Set problem:
The records below must be written out exactly, with every picture left behind.

Material supplied:

********

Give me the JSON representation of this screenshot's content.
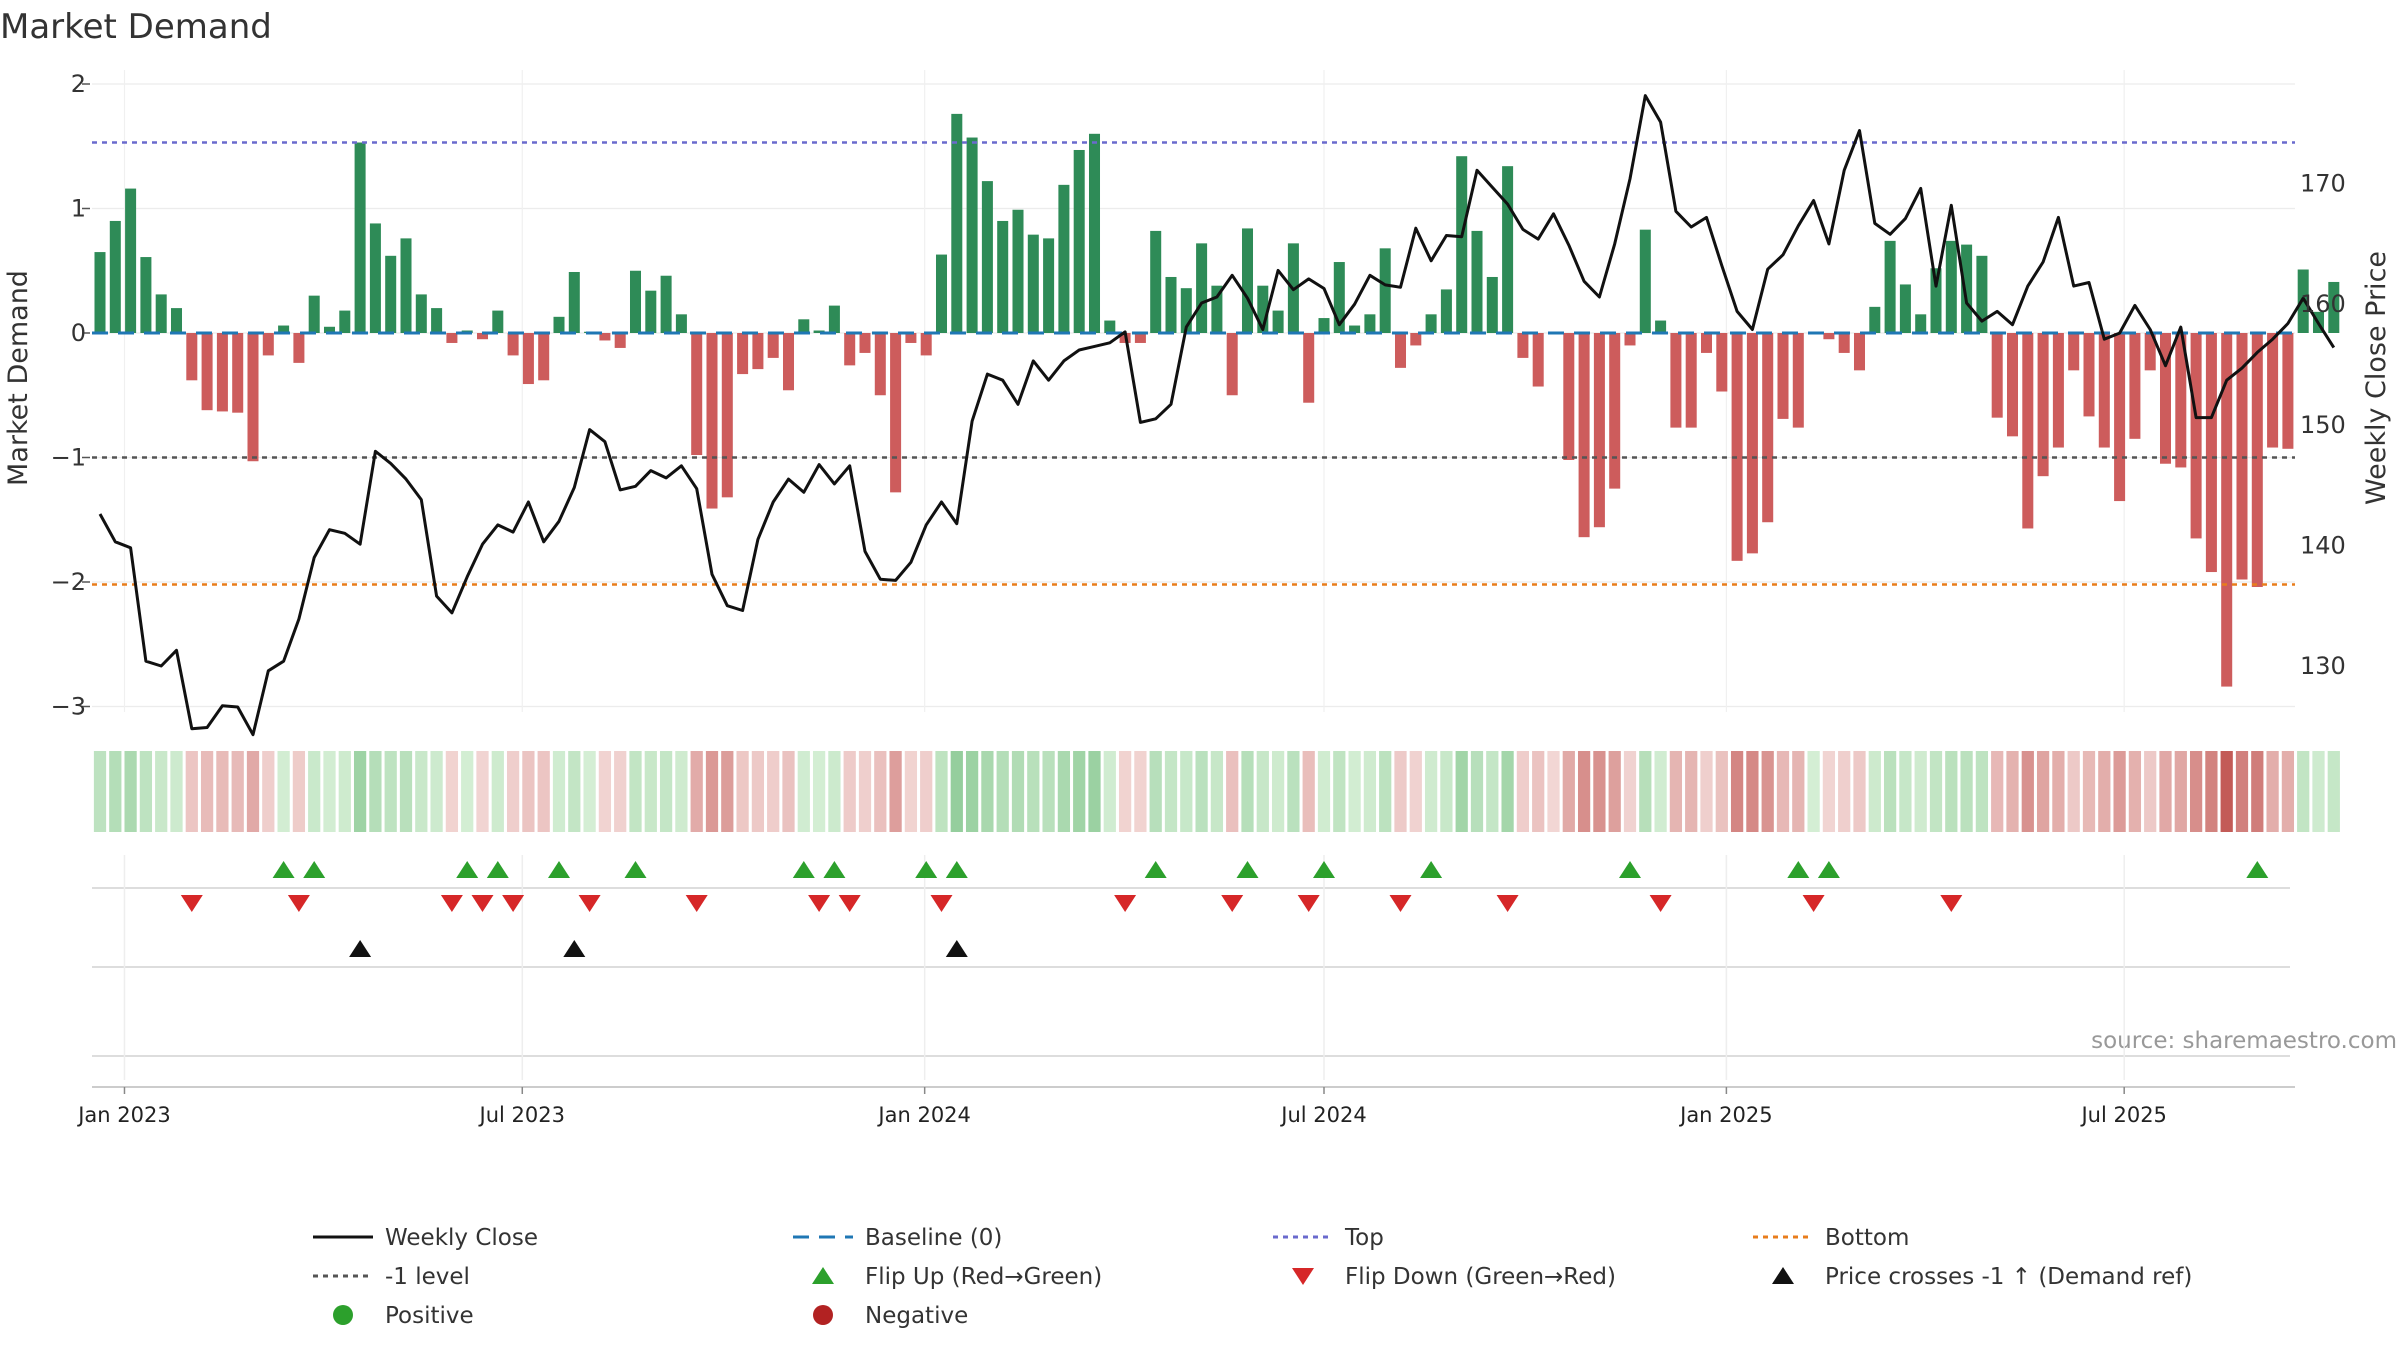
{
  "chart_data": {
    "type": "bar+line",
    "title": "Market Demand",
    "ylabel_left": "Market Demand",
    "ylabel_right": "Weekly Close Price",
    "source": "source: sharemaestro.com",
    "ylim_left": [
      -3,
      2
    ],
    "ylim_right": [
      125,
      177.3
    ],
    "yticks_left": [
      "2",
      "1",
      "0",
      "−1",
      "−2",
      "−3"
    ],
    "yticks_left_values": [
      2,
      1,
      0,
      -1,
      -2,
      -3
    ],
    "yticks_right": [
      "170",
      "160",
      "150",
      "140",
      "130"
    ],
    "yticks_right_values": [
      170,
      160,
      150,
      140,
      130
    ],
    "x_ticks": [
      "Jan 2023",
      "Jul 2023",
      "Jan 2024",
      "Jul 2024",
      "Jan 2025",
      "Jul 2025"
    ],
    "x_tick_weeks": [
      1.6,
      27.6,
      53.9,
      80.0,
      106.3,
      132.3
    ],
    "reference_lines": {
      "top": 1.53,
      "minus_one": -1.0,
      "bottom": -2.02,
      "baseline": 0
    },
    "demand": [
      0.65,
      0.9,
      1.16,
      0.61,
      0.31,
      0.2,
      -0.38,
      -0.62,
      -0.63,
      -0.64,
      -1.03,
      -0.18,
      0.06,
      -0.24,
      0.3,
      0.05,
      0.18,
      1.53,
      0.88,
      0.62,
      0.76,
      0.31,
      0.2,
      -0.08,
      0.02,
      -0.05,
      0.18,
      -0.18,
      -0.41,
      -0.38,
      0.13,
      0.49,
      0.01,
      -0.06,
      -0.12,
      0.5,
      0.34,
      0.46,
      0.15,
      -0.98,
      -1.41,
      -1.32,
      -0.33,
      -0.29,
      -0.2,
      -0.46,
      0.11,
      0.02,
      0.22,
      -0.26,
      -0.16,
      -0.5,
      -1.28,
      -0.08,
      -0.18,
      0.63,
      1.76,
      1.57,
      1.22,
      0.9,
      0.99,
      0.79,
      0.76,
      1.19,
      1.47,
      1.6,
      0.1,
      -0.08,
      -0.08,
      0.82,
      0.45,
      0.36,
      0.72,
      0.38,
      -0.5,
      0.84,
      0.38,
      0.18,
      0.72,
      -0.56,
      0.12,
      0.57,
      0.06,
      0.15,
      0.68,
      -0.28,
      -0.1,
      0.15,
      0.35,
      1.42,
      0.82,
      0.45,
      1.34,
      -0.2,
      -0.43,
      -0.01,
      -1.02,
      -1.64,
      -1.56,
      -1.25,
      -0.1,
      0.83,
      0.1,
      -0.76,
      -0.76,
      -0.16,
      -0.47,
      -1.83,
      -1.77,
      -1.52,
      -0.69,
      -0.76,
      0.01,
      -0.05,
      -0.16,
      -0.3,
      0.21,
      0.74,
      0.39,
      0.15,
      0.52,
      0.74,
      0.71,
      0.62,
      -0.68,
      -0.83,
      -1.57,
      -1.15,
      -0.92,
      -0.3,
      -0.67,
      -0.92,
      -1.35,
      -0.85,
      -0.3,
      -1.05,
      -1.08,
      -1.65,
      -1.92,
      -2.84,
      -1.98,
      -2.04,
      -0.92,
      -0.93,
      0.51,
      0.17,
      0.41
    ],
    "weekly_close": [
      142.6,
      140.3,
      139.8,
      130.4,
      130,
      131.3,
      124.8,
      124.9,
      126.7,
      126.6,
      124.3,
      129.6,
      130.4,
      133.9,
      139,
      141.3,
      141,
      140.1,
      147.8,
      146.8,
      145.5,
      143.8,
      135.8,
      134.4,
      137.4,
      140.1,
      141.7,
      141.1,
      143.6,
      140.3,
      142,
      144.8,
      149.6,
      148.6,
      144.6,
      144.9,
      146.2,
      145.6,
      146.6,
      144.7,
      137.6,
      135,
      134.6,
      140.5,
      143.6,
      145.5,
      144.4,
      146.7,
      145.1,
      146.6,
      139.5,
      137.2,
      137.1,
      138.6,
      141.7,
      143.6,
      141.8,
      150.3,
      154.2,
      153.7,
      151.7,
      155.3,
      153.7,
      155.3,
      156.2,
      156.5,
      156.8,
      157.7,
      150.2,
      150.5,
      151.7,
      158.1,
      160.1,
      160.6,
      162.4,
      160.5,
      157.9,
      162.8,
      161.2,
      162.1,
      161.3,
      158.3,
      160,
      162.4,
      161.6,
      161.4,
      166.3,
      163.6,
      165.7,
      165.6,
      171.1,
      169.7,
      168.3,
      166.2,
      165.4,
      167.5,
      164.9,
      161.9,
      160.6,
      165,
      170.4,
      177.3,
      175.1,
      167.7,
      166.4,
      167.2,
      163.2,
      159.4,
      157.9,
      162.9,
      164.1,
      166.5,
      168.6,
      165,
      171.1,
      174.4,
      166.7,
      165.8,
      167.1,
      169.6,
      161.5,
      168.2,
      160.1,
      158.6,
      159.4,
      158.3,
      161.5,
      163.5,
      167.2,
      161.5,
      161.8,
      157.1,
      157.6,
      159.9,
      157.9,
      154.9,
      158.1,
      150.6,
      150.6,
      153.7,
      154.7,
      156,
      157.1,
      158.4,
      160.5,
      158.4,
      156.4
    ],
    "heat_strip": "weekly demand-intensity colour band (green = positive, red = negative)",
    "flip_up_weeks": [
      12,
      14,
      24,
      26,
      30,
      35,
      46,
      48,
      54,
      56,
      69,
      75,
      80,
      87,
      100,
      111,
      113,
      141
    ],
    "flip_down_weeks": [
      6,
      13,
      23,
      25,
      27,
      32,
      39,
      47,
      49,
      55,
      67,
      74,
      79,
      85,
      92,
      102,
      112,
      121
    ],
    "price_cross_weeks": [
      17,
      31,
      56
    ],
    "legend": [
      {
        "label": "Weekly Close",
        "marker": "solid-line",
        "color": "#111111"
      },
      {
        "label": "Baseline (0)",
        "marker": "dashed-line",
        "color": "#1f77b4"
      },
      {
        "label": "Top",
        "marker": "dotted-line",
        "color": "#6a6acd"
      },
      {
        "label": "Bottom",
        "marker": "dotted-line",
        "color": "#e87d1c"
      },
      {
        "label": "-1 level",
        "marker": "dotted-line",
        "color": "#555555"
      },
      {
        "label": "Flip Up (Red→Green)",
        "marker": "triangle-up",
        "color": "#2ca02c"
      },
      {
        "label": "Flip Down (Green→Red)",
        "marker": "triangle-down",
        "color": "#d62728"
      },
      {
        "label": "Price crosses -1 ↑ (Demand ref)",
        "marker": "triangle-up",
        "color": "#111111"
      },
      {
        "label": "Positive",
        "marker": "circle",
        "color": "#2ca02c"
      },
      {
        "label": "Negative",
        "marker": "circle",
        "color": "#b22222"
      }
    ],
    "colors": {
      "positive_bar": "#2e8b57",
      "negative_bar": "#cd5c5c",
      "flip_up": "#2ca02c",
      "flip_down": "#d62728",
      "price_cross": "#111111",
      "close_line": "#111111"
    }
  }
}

********

The answer:
Give me the JSON representation of this screenshot's content.
{
  "chart_data": {
    "type": "bar+line",
    "title": "Market Demand",
    "ylabel_left": "Market Demand",
    "ylabel_right": "Weekly Close Price",
    "source": "source: sharemaestro.com",
    "ylim_left": [
      -3,
      2
    ],
    "ylim_right": [
      125,
      177.3
    ],
    "yticks_left": [
      "2",
      "1",
      "0",
      "−1",
      "−2",
      "−3"
    ],
    "yticks_left_values": [
      2,
      1,
      0,
      -1,
      -2,
      -3
    ],
    "yticks_right": [
      "170",
      "160",
      "150",
      "140",
      "130"
    ],
    "yticks_right_values": [
      170,
      160,
      150,
      140,
      130
    ],
    "x_ticks": [
      "Jan 2023",
      "Jul 2023",
      "Jan 2024",
      "Jul 2024",
      "Jan 2025",
      "Jul 2025"
    ],
    "x_tick_weeks": [
      1.6,
      27.6,
      53.9,
      80.0,
      106.3,
      132.3
    ],
    "reference_lines": {
      "top": 1.53,
      "minus_one": -1.0,
      "bottom": -2.02,
      "baseline": 0
    },
    "demand": [
      0.65,
      0.9,
      1.16,
      0.61,
      0.31,
      0.2,
      -0.38,
      -0.62,
      -0.63,
      -0.64,
      -1.03,
      -0.18,
      0.06,
      -0.24,
      0.3,
      0.05,
      0.18,
      1.53,
      0.88,
      0.62,
      0.76,
      0.31,
      0.2,
      -0.08,
      0.02,
      -0.05,
      0.18,
      -0.18,
      -0.41,
      -0.38,
      0.13,
      0.49,
      0.01,
      -0.06,
      -0.12,
      0.5,
      0.34,
      0.46,
      0.15,
      -0.98,
      -1.41,
      -1.32,
      -0.33,
      -0.29,
      -0.2,
      -0.46,
      0.11,
      0.02,
      0.22,
      -0.26,
      -0.16,
      -0.5,
      -1.28,
      -0.08,
      -0.18,
      0.63,
      1.76,
      1.57,
      1.22,
      0.9,
      0.99,
      0.79,
      0.76,
      1.19,
      1.47,
      1.6,
      0.1,
      -0.08,
      -0.08,
      0.82,
      0.45,
      0.36,
      0.72,
      0.38,
      -0.5,
      0.84,
      0.38,
      0.18,
      0.72,
      -0.56,
      0.12,
      0.57,
      0.06,
      0.15,
      0.68,
      -0.28,
      -0.1,
      0.15,
      0.35,
      1.42,
      0.82,
      0.45,
      1.34,
      -0.2,
      -0.43,
      -0.01,
      -1.02,
      -1.64,
      -1.56,
      -1.25,
      -0.1,
      0.83,
      0.1,
      -0.76,
      -0.76,
      -0.16,
      -0.47,
      -1.83,
      -1.77,
      -1.52,
      -0.69,
      -0.76,
      0.01,
      -0.05,
      -0.16,
      -0.3,
      0.21,
      0.74,
      0.39,
      0.15,
      0.52,
      0.74,
      0.71,
      0.62,
      -0.68,
      -0.83,
      -1.57,
      -1.15,
      -0.92,
      -0.3,
      -0.67,
      -0.92,
      -1.35,
      -0.85,
      -0.3,
      -1.05,
      -1.08,
      -1.65,
      -1.92,
      -2.84,
      -1.98,
      -2.04,
      -0.92,
      -0.93,
      0.51,
      0.17,
      0.41
    ],
    "weekly_close": [
      142.6,
      140.3,
      139.8,
      130.4,
      130,
      131.3,
      124.8,
      124.9,
      126.7,
      126.6,
      124.3,
      129.6,
      130.4,
      133.9,
      139,
      141.3,
      141,
      140.1,
      147.8,
      146.8,
      145.5,
      143.8,
      135.8,
      134.4,
      137.4,
      140.1,
      141.7,
      141.1,
      143.6,
      140.3,
      142,
      144.8,
      149.6,
      148.6,
      144.6,
      144.9,
      146.2,
      145.6,
      146.6,
      144.7,
      137.6,
      135,
      134.6,
      140.5,
      143.6,
      145.5,
      144.4,
      146.7,
      145.1,
      146.6,
      139.5,
      137.2,
      137.1,
      138.6,
      141.7,
      143.6,
      141.8,
      150.3,
      154.2,
      153.7,
      151.7,
      155.3,
      153.7,
      155.3,
      156.2,
      156.5,
      156.8,
      157.7,
      150.2,
      150.5,
      151.7,
      158.1,
      160.1,
      160.6,
      162.4,
      160.5,
      157.9,
      162.8,
      161.2,
      162.1,
      161.3,
      158.3,
      160,
      162.4,
      161.6,
      161.4,
      166.3,
      163.6,
      165.7,
      165.6,
      171.1,
      169.7,
      168.3,
      166.2,
      165.4,
      167.5,
      164.9,
      161.9,
      160.6,
      165,
      170.4,
      177.3,
      175.1,
      167.7,
      166.4,
      167.2,
      163.2,
      159.4,
      157.9,
      162.9,
      164.1,
      166.5,
      168.6,
      165,
      171.1,
      174.4,
      166.7,
      165.8,
      167.1,
      169.6,
      161.5,
      168.2,
      160.1,
      158.6,
      159.4,
      158.3,
      161.5,
      163.5,
      167.2,
      161.5,
      161.8,
      157.1,
      157.6,
      159.9,
      157.9,
      154.9,
      158.1,
      150.6,
      150.6,
      153.7,
      154.7,
      156,
      157.1,
      158.4,
      160.5,
      158.4,
      156.4
    ],
    "heat_strip": "weekly demand-intensity colour band (green = positive, red = negative)",
    "flip_up_weeks": [
      12,
      14,
      24,
      26,
      30,
      35,
      46,
      48,
      54,
      56,
      69,
      75,
      80,
      87,
      100,
      111,
      113,
      141
    ],
    "flip_down_weeks": [
      6,
      13,
      23,
      25,
      27,
      32,
      39,
      47,
      49,
      55,
      67,
      74,
      79,
      85,
      92,
      102,
      112,
      121
    ],
    "price_cross_weeks": [
      17,
      31,
      56
    ],
    "legend": [
      {
        "label": "Weekly Close",
        "marker": "solid-line",
        "color": "#111111"
      },
      {
        "label": "Baseline (0)",
        "marker": "dashed-line",
        "color": "#1f77b4"
      },
      {
        "label": "Top",
        "marker": "dotted-line",
        "color": "#6a6acd"
      },
      {
        "label": "Bottom",
        "marker": "dotted-line",
        "color": "#e87d1c"
      },
      {
        "label": "-1 level",
        "marker": "dotted-line",
        "color": "#555555"
      },
      {
        "label": "Flip Up (Red→Green)",
        "marker": "triangle-up",
        "color": "#2ca02c"
      },
      {
        "label": "Flip Down (Green→Red)",
        "marker": "triangle-down",
        "color": "#d62728"
      },
      {
        "label": "Price crosses -1 ↑ (Demand ref)",
        "marker": "triangle-up",
        "color": "#111111"
      },
      {
        "label": "Positive",
        "marker": "circle",
        "color": "#2ca02c"
      },
      {
        "label": "Negative",
        "marker": "circle",
        "color": "#b22222"
      }
    ],
    "colors": {
      "positive_bar": "#2e8b57",
      "negative_bar": "#cd5c5c",
      "flip_up": "#2ca02c",
      "flip_down": "#d62728",
      "price_cross": "#111111",
      "close_line": "#111111"
    }
  }
}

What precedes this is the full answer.